**Material provided**
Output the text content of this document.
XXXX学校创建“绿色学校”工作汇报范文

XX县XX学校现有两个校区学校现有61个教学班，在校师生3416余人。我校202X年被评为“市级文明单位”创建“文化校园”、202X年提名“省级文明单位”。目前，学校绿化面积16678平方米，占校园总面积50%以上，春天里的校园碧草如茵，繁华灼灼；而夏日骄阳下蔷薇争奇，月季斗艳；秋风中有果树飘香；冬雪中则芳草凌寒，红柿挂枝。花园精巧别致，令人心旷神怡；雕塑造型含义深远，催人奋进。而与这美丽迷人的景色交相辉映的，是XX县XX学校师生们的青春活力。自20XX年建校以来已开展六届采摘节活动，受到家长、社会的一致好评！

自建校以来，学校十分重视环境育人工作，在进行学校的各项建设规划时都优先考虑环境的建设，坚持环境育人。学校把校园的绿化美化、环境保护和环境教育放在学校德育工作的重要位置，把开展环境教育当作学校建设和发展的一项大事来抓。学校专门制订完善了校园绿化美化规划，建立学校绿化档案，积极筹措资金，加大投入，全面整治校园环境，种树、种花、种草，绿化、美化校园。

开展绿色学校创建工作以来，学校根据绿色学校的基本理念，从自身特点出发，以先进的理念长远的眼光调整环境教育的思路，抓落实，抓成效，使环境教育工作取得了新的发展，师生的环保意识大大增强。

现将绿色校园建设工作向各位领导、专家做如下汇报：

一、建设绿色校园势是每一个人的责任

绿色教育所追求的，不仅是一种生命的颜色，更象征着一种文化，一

**Exercise requirements**
From the preceding material, extract every line exactly.

**The answer**
Output the text content of this document.
XXXX学校创建“绿色学校”工作汇报范文

XX县XX学校现有两个校区学校现有61个教学班，在校师生3416余人。我校202X年被评为“市级文明单位”创建“文化校园”、202X年提名“省级文明单位”。目前，学校绿化面积16678平方米，占校园总面积50%以上，春天里的校园碧草如茵，繁华灼灼；而夏日骄阳下蔷薇争奇，月季斗艳；秋风中有果树飘香；冬雪中则芳草凌寒，红柿挂枝。花园精巧别致，令人心旷神怡；雕塑造型含义深远，催人奋进。而与这美丽迷人的景色交相辉映的，是XX县XX学校师生们的青春活力。自20XX年建校以来已开展六届采摘节活动，受到家长、社会的一致好评！

自建校以来，学校十分重视环境育人工作，在进行学校的各项建设规划时都优先考虑环境的建设，坚持环境育人。学校把校园的绿化美化、环境保护和环境教育放在学校德育工作的重要位置，把开展环境教育当作学校建设和发展的一项大事来抓。学校专门制订完善了校园绿化美化规划，建立学校绿化档案，积极筹措资金，加大投入，全面整治校园环境，种树、种花、种草，绿化、美化校园。

开展绿色学校创建工作以来，学校根据绿色学校的基本理念，从自身特点出发，以先进的理念长远的眼光调整环境教育的思路，抓落实，抓成效，使环境教育工作取得了新的发展，师生的环保意识大大增强。

现将绿色校园建设工作向各位领导、专家做如下汇报：

一、建设绿色校园势是每一个人的责任

绿色教育所追求的，不仅是一种生命的颜色，更象征着一种文化，一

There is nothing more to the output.